_Exercise brief:_
Scan the following material for the string "identify" and copy each line in which it appears.

_Extracted information:_
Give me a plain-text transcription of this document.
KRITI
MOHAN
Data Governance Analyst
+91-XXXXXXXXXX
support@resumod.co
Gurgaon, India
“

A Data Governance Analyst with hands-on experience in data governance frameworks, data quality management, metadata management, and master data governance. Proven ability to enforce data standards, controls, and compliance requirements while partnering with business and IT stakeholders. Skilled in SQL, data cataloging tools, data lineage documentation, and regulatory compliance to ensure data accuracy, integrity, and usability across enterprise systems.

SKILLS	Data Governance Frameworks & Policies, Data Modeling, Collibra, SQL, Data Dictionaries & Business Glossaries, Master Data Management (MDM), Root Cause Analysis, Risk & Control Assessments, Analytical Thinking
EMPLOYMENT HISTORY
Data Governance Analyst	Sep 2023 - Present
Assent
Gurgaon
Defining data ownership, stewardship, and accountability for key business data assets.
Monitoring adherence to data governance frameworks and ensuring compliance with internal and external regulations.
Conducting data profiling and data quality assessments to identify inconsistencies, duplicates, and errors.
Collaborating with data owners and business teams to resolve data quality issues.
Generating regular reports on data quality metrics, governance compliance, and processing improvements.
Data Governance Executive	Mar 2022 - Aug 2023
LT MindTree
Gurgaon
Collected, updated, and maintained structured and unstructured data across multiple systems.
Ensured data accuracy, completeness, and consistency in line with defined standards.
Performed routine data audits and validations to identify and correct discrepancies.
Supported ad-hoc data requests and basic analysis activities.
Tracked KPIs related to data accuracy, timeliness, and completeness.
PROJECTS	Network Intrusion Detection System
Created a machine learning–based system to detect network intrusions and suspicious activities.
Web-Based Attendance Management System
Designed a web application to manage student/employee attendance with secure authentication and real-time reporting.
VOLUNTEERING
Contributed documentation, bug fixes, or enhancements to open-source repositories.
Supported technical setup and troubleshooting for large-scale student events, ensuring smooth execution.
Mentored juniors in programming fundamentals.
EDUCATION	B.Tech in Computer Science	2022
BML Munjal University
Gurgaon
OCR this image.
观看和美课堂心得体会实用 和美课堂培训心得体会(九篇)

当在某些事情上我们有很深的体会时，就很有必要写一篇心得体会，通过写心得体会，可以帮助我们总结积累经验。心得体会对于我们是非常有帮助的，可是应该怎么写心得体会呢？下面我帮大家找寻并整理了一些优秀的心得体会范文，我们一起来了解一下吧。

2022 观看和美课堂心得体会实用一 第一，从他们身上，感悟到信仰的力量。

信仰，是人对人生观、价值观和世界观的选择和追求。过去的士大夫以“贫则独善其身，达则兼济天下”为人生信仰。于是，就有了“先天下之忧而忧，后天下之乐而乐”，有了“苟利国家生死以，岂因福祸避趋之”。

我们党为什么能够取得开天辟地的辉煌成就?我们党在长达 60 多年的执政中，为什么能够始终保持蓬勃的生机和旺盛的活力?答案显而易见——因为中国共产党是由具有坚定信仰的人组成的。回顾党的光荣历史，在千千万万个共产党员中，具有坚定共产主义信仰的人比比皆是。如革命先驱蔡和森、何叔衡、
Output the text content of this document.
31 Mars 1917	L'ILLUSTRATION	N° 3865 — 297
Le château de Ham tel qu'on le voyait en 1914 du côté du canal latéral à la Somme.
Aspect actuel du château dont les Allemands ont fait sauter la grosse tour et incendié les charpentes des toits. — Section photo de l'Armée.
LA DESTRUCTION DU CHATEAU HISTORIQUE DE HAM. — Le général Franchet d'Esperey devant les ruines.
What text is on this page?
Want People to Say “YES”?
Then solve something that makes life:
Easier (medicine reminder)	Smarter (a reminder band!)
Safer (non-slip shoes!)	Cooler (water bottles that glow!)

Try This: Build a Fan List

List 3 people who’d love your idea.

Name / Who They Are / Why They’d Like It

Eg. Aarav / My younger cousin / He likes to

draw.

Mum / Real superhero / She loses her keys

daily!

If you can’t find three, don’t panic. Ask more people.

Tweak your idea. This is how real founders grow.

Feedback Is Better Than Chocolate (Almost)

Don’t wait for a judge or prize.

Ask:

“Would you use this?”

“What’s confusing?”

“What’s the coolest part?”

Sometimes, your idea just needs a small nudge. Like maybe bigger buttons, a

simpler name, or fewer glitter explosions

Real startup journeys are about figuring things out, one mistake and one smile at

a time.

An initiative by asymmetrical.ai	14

_Answer to the task:_
Conducting data profiling and data quality assessments to identify inconsistencies, duplicates, and errors.
Performed routine data audits and validations to identify and correct discrepancies.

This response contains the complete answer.